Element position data
^^^^
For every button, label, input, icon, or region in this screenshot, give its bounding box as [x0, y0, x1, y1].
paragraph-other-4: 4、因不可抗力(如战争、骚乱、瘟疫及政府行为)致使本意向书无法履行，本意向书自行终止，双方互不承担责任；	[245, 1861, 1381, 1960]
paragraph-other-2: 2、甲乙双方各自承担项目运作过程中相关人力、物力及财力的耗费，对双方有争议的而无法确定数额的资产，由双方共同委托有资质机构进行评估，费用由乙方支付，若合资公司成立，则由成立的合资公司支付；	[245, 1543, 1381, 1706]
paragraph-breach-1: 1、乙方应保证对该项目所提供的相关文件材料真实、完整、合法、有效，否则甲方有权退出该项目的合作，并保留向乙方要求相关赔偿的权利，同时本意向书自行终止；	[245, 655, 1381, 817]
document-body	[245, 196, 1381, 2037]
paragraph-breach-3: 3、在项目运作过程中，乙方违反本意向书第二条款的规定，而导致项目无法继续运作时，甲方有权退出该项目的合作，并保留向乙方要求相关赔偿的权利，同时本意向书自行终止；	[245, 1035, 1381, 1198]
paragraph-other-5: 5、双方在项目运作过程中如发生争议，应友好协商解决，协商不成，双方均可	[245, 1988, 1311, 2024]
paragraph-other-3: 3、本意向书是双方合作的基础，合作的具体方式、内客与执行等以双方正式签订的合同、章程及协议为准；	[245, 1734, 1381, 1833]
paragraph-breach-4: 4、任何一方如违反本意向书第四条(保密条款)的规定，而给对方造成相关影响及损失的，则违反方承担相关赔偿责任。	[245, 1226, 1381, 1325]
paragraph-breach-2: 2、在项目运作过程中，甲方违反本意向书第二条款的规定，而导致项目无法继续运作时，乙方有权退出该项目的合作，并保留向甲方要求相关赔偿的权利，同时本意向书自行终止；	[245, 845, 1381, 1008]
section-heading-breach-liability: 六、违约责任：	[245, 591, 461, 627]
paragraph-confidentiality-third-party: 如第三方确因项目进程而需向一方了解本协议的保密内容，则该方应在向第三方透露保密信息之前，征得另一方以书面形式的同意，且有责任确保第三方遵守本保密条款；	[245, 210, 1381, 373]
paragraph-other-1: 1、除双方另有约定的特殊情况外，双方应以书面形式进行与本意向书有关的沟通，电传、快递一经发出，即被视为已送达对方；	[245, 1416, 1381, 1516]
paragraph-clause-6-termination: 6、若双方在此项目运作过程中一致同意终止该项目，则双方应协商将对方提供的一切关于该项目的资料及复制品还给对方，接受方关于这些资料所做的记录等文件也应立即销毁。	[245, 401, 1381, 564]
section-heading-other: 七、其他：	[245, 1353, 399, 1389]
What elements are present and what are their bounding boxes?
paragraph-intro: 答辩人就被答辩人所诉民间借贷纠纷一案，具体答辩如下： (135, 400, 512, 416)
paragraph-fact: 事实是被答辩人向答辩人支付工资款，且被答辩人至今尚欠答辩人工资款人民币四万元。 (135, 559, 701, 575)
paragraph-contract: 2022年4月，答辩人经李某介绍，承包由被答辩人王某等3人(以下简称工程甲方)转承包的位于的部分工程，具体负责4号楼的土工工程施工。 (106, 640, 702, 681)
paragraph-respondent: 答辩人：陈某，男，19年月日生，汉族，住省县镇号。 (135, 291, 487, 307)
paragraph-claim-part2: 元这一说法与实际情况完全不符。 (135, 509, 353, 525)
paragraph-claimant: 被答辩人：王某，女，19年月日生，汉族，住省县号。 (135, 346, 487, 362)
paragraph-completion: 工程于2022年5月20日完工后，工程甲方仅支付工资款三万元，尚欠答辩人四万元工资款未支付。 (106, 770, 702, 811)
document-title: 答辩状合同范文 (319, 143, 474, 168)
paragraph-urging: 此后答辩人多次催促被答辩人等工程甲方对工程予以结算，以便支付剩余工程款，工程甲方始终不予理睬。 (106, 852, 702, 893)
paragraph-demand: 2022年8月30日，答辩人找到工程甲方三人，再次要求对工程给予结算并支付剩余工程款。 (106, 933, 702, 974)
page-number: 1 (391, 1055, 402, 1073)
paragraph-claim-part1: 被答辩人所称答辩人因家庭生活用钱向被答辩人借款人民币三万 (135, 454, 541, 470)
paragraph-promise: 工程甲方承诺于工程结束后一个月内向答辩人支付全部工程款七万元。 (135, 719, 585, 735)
^^^^
PROBLEM: Please lay out every line of the records above as a JSON list of strings, one string per line, leaving out blank lines.

ANSWER TO THE PROBLEM:
[
  "For every button, label, input, icon, or region in this screenshot, give its bounding box as [x0, y0, x1, y1].",
  "paragraph-other-4: 4、因不可抗力(如战争、骚乱、瘟疫及政府行为)致使本意向书无法履行，本意向书自行终止，双方互不承担责任；\t[245, 1861, 1381, 1960]",
  "paragraph-other-2: 2、甲乙双方各自承担项目运作过程中相关人力、物力及财力的耗费，对双方有争议的而无法确定数额的资产，由双方共同委托有资质机构进行评估，费用由乙方支付，若合资公司成立，则由成立的合资公司支付；\t[245, 1543, 1381, 1706]",
  "paragraph-breach-1: 1、乙方应保证对该项目所提供的相关文件材料真实、完整、合法、有效，否则甲方有权退出该项目的合作，并保留向乙方要求相关赔偿的权利，同时本意向书自行终止；\t[245, 655, 1381, 817]",
  "document-body\t[245, 196, 1381, 2037]",
  "paragraph-breach-3: 3、在项目运作过程中，乙方违反本意向书第二条款的规定，而导致项目无法继续运作时，甲方有权退出该项目的合作，并保留向乙方要求相关赔偿的权利，同时本意向书自行终止；\t[245, 1035, 1381, 1198]",
  "paragraph-other-5: 5、双方在项目运作过程中如发生争议，应友好协商解决，协商不成，双方均可\t[245, 1988, 1311, 2024]",
  "paragraph-other-3: 3、本意向书是双方合作的基础，合作的具体方式、内客与执行等以双方正式签订的合同、章程及协议为准；\t[245, 1734, 1381, 1833]",
  "paragraph-breach-4: 4、任何一方如违反本意向书第四条(保密条款)的规定，而给对方造成相关影响及损失的，则违反方承担相关赔偿责任。\t[245, 1226, 1381, 1325]",
  "paragraph-breach-2: 2、在项目运作过程中，甲方违反本意向书第二条款的规定，而导致项目无法继续运作时，乙方有权退出该项目的合作，并保留向甲方要求相关赔偿的权利，同时本意向书自行终止；\t[245, 845, 1381, 1008]",
  "section-heading-breach-liability: 六、违约责任：\t[245, 591, 461, 627]",
  "paragraph-confidentiality-third-party: 如第三方确因项目进程而需向一方了解本协议的保密内容，则该方应在向第三方透露保密信息之前，征得另一方以书面形式的同意，且有责任确保第三方遵守本保密条款；\t[245, 210, 1381, 373]",
  "paragraph-other-1: 1、除双方另有约定的特殊情况外，双方应以书面形式进行与本意向书有关的沟通，电传、快递一经发出，即被视为已送达对方；\t[245, 1416, 1381, 1516]",
  "paragraph-clause-6-termination: 6、若双方在此项目运作过程中一致同意终止该项目，则双方应协商将对方提供的一切关于该项目的资料及复制品还给对方，接受方关于这些资料所做的记录等文件也应立即销毁。\t[245, 401, 1381, 564]",
  "section-heading-other: 七、其他：\t[245, 1353, 399, 1389]",
  "What elements are present and what are their bounding boxes?",
  "paragraph-intro: 答辩人就被答辩人所诉民间借贷纠纷一案，具体答辩如下： (135, 400, 512, 416)",
  "paragraph-fact: 事实是被答辩人向答辩人支付工资款，且被答辩人至今尚欠答辩人工资款人民币四万元。 (135, 559, 701, 575)",
  "paragraph-contract: 2022年4月，答辩人经李某介绍，承包由被答辩人王某等3人(以下简称工程甲方)转承包的位于的部分工程，具体负责4号楼的土工工程施工。 (106, 640, 702, 681)",
  "paragraph-respondent: 答辩人：陈某，男，19年月日生，汉族，住省县镇号。 (135, 291, 487, 307)",
  "paragraph-claim-part2: 元这一说法与实际情况完全不符。 (135, 509, 353, 525)",
  "paragraph-claimant: 被答辩人：王某，女，19年月日生，汉族，住省县号。 (135, 346, 487, 362)",
  "paragraph-completion: 工程于2022年5月20日完工后，工程甲方仅支付工资款三万元，尚欠答辩人四万元工资款未支付。 (106, 770, 702, 811)",
  "document-title: 答辩状合同范文 (319, 143, 474, 168)",
  "paragraph-urging: 此后答辩人多次催促被答辩人等工程甲方对工程予以结算，以便支付剩余工程款，工程甲方始终不予理睬。 (106, 852, 702, 893)",
  "paragraph-demand: 2022年8月30日，答辩人找到工程甲方三人，再次要求对工程给予结算并支付剩余工程款。 (106, 933, 702, 974)",
  "page-number: 1 (391, 1055, 402, 1073)",
  "paragraph-claim-part1: 被答辩人所称答辩人因家庭生活用钱向被答辩人借款人民币三万 (135, 454, 541, 470)",
  "paragraph-promise: 工程甲方承诺于工程结束后一个月内向答辩人支付全部工程款七万元。 (135, 719, 585, 735)"
]